#### Required work:
Copy the data precisely, keeping every character.

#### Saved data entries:

----------

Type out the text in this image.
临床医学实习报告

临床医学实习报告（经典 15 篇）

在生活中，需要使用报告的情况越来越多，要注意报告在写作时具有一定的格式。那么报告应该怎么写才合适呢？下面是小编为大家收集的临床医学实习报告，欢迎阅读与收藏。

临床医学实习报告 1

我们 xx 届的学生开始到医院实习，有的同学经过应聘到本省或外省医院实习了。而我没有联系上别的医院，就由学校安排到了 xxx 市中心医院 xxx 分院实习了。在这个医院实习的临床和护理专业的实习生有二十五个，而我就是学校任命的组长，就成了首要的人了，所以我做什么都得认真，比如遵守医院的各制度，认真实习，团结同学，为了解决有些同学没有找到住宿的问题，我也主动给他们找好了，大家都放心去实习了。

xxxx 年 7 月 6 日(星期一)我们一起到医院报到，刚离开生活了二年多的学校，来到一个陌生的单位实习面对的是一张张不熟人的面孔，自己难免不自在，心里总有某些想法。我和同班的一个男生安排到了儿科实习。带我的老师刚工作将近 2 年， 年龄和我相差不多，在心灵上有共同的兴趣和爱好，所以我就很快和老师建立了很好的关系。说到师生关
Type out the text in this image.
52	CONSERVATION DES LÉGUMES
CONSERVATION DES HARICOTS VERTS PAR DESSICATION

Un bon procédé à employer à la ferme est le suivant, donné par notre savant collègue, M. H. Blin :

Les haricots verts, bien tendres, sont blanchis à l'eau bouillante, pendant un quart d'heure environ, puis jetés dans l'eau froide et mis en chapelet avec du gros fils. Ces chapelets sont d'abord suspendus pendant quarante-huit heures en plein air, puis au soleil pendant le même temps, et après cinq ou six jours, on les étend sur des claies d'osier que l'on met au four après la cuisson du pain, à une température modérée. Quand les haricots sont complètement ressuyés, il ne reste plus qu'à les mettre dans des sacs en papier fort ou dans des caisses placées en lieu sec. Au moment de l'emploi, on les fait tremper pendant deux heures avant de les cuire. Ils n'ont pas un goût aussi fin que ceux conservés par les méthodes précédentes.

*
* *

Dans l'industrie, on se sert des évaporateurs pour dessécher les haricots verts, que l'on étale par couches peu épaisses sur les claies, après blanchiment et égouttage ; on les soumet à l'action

----------

#### Result for this exercise:
Type out the text in this image.
临床医学实习报告

临床医学实习报告（经典 15 篇）

在生活中，需要使用报告的情况越来越多，要注意报告在写作时具有一定的格式。那么报告应该怎么写才合适呢？下面是小编为大家收集的临床医学实习报告，欢迎阅读与收藏。

临床医学实习报告 1

我们 xx 届的学生开始到医院实习，有的同学经过应聘到本省或外省医院实习了。而我没有联系上别的医院，就由学校安排到了 xxx 市中心医院 xxx 分院实习了。在这个医院实习的临床和护理专业的实习生有二十五个，而我就是学校任命的组长，就成了首要的人了，所以我做什么都得认真，比如遵守医院的各制度，认真实习，团结同学，为了解决有些同学没有找到住宿的问题，我也主动给他们找好了，大家都放心去实习了。

xxxx 年 7 月 6 日(星期一)我们一起到医院报到，刚离开生活了二年多的学校，来到一个陌生的单位实习面对的是一张张不熟人的面孔，自己难免不自在，心里总有某些想法。我和同班的一个男生安排到了儿科实习。带我的老师刚工作将近 2 年， 年龄和我相差不多，在心灵上有共同的兴趣和爱好，所以我就很快和老师建立了很好的关系。说到师生关
Type out the text in this image.
52	CONSERVATION DES LÉGUMES
CONSERVATION DES HARICOTS VERTS PAR DESSICATION

Un bon procédé à employer à la ferme est le suivant, donné par notre savant collègue, M. H. Blin :

Les haricots verts, bien tendres, sont blanchis à l'eau bouillante, pendant un quart d'heure environ, puis jetés dans l'eau froide et mis en chapelet avec du gros fils. Ces chapelets sont d'abord suspendus pendant quarante-huit heures en plein air, puis au soleil pendant le même temps, et après cinq ou six jours, on les étend sur des claies d'osier que l'on met au four après la cuisson du pain, à une température modérée. Quand les haricots sont complètement ressuyés, il ne reste plus qu'à les mettre dans des sacs en papier fort ou dans des caisses placées en lieu sec. Au moment de l'emploi, on les fait tremper pendant deux heures avant de les cuire. Ils n'ont pas un goût aussi fin que ceux conservés par les méthodes précédentes.

*
* *

Dans l'industrie, on se sert des évaporateurs pour dessécher les haricots verts, que l'on étale par couches peu épaisses sur les claies, après blanchiment et égouttage ; on les soumet à l'action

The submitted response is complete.